Document excerpt >>
-- Opening Marker --
That's totally disingenuous lawyerspeak. They can't allow that Curry is fit to "resume activity" at point A and then, at point B, insist on more tests. At least, not if they have his interest at all in mind. If they think the test is so meaningful (regardless of whether it is), it's simply unconscionable to say he's ok to workout without passing it.

What you're saying is that the Bulls were ok with him to start working out, but aren't ok with negotiating a contract with him due to not taking the test. But the test itself ostensibly is there to determine whether its safe for him to exert himself. That, of course, matters in contract negotiations, but it matters a whole hell of a lot more in giving him the ok to go out and exert himself in the first place.


----------



## bullsville (Jan 23, 2005)

Curry, who became a restricted free agent on Friday, had traveled to Los Angeles to meet with renowned cardiologist David Cannom on Thursday. 

''Dr. Cannom has cleared Eddy to resume activity,'' Paxson said. ''*The reality of it is as of [Friday], Eddy didn't need us or any team to clear him*. He's got a doctor that said he can go ahead and resume activity, and we're going to follow Dr. Cannom's guidelines.'' 

I'm not saying you are wrong, MikeDC, but as Pax noted Eddy didn't need anyone on the Bulls' side of it to approve his workouts, since Eddy was a free agent. Technically, the Bulls can't allow Eddy to "resume activity" when he is a free agent, they can't "allow" him to do anything as he is not currently under contract with the team.
-- Closing Marker --
Exercise details >> According to the forum thread, which cardiologist did Curry travel to Los Angeles to meet?

(Rows from a data source)
-- Opening Marker --
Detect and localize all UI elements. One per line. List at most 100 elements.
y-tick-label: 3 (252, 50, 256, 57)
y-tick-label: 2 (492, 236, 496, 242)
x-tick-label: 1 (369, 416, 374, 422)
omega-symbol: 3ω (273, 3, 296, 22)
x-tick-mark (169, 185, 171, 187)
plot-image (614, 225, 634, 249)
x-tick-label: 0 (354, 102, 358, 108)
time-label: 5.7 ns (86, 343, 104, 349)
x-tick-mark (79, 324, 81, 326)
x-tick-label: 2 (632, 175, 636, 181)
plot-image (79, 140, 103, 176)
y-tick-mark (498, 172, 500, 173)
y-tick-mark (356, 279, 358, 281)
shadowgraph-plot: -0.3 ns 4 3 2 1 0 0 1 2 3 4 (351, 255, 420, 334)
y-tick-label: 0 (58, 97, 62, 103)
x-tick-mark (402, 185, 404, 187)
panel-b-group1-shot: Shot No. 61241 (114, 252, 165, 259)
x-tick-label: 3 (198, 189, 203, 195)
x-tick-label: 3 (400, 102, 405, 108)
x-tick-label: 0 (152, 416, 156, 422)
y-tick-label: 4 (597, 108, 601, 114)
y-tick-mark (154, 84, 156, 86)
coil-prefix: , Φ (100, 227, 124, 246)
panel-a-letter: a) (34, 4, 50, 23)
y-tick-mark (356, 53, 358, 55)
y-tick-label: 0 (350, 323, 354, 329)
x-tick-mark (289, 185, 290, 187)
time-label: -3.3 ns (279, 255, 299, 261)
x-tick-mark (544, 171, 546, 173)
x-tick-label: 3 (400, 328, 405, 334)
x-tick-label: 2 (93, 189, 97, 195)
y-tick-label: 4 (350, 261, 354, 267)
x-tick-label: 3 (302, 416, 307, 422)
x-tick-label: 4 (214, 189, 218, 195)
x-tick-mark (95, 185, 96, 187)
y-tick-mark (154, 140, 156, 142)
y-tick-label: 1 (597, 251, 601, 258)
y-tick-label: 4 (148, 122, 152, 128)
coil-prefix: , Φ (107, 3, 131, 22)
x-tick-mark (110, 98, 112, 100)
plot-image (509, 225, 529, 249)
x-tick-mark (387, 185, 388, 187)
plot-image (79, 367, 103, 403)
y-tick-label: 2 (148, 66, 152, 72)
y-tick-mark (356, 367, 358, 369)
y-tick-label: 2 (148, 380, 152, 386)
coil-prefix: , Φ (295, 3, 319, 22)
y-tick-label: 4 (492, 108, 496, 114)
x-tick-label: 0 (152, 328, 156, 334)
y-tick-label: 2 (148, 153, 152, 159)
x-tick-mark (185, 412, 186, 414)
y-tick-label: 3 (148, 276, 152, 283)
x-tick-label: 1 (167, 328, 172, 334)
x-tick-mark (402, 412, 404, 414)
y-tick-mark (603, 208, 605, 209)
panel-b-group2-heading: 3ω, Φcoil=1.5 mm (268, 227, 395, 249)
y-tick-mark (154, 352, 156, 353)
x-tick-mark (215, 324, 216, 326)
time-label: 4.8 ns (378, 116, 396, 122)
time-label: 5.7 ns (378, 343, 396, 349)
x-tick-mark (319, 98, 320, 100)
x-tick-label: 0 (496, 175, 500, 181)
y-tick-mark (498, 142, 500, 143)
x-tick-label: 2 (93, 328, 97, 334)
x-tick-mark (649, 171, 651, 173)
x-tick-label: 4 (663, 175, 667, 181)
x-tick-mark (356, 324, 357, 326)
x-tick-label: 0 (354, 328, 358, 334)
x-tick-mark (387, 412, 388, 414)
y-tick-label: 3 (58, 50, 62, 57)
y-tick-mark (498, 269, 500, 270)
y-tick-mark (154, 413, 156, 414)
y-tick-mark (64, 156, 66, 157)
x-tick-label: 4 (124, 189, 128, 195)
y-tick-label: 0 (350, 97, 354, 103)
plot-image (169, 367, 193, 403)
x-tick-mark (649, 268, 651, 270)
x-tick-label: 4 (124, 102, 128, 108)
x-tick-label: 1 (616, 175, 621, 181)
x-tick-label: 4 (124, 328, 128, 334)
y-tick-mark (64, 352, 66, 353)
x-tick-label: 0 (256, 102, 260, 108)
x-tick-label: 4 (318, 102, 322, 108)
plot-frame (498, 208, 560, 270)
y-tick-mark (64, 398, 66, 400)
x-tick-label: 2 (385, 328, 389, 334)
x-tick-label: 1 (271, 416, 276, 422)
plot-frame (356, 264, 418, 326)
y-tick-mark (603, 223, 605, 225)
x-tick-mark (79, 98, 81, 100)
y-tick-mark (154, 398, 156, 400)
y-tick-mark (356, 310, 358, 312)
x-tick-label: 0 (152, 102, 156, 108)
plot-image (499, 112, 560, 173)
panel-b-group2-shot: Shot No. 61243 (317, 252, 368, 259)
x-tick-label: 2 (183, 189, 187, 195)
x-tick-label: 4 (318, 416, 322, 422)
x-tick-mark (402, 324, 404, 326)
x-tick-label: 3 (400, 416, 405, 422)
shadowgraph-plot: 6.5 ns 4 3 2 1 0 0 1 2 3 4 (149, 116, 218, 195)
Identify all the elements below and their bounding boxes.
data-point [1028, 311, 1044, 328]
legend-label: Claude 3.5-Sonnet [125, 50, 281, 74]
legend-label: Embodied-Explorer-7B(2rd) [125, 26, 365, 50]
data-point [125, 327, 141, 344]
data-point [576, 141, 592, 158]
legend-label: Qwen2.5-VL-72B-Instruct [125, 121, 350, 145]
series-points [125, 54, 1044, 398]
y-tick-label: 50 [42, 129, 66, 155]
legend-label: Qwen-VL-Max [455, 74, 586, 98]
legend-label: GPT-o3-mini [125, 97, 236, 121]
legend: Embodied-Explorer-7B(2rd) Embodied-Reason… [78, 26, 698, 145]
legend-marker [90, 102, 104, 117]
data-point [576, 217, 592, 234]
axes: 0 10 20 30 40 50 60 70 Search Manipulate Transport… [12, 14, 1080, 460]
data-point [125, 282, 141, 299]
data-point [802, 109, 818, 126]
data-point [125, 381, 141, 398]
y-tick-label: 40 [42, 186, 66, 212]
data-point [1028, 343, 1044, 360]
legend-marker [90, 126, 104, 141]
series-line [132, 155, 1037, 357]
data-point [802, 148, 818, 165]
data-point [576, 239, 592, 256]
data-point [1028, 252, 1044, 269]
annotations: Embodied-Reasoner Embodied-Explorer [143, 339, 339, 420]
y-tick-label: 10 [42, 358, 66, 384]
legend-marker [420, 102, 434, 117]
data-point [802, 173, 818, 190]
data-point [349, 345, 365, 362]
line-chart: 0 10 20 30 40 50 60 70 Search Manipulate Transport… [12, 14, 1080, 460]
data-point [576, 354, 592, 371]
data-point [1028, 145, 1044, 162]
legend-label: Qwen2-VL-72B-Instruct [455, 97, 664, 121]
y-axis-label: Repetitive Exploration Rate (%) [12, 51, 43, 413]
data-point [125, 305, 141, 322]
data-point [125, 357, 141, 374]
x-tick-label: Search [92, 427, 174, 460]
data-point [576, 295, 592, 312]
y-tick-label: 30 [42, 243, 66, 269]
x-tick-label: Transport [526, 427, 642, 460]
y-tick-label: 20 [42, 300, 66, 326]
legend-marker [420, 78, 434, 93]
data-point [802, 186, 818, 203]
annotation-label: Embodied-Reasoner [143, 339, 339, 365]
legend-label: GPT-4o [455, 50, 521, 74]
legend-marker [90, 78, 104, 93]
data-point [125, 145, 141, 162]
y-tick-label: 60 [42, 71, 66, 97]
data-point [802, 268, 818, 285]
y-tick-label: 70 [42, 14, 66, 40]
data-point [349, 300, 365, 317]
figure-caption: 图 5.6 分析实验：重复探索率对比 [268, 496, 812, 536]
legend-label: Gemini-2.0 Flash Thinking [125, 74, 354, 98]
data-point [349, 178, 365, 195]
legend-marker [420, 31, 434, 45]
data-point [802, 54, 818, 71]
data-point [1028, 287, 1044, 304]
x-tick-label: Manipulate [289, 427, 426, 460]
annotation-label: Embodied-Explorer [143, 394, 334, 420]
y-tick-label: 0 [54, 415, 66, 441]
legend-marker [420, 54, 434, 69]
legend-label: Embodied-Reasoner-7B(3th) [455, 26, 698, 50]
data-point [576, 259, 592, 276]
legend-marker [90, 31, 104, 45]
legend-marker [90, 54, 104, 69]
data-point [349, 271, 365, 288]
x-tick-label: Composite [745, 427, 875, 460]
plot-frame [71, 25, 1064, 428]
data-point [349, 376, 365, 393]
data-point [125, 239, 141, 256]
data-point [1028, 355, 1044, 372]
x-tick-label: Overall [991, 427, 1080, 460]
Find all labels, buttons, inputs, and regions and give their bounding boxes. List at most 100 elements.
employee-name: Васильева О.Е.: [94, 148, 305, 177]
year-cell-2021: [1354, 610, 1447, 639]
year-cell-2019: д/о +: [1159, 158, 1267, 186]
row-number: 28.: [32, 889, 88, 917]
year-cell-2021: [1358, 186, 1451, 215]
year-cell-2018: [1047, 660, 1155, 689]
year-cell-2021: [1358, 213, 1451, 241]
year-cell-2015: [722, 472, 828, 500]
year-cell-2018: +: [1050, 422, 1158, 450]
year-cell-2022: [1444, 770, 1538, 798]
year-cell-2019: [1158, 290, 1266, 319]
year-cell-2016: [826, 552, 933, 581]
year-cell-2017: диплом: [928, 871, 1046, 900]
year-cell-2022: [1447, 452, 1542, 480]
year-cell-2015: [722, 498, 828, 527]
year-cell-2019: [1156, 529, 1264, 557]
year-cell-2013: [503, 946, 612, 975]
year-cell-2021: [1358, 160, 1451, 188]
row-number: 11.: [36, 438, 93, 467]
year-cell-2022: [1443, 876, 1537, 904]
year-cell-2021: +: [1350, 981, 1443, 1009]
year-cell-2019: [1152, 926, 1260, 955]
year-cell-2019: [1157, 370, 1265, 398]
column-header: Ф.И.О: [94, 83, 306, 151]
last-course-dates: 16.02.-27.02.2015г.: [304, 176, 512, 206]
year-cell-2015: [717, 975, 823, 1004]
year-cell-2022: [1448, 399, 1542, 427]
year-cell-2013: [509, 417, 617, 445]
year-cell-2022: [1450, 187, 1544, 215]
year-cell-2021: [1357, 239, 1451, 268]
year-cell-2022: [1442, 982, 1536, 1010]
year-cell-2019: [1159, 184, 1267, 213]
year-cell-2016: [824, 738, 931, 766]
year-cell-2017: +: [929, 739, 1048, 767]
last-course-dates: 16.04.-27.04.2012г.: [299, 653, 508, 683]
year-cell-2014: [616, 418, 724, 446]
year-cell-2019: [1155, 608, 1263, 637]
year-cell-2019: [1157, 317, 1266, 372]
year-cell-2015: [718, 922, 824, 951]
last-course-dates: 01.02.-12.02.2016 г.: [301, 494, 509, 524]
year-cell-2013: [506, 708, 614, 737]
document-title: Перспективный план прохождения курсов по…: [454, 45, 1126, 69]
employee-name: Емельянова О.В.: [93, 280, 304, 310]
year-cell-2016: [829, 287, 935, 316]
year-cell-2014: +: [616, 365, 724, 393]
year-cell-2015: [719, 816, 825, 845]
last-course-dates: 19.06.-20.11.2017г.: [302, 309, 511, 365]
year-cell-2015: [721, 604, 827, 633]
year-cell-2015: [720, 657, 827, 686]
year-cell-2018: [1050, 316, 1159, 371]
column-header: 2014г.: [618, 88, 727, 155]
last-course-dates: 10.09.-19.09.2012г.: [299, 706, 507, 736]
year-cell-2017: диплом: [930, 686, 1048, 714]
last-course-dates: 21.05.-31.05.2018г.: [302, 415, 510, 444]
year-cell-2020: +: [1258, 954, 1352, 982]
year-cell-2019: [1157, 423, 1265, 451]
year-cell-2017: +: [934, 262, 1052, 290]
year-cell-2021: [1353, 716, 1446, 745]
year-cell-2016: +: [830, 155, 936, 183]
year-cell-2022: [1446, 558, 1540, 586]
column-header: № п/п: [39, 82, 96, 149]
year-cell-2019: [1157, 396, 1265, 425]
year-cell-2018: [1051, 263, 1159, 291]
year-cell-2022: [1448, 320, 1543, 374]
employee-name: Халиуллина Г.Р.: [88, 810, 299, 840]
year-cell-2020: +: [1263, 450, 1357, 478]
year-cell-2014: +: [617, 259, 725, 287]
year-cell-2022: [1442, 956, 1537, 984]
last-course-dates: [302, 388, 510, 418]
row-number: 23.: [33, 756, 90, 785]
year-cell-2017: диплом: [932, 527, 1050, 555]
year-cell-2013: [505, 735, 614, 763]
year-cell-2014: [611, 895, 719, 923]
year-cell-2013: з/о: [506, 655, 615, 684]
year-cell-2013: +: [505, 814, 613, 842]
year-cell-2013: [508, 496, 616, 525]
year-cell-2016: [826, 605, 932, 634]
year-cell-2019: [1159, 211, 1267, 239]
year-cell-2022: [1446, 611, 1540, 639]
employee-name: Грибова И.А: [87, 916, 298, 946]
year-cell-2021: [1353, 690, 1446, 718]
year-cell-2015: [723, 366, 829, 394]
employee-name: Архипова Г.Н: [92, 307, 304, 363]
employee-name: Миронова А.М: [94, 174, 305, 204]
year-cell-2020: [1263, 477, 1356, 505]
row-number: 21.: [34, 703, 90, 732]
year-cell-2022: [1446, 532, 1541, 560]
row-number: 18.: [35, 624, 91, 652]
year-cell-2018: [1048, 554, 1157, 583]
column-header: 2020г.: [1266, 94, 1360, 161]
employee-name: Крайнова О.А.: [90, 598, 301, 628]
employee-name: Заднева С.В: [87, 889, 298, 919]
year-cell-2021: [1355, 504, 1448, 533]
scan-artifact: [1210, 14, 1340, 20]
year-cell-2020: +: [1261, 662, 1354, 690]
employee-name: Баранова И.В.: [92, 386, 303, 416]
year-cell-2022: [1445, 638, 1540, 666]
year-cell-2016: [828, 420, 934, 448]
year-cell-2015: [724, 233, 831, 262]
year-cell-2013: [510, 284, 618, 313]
-- Closing Marker --
Exercise result >> David Cannom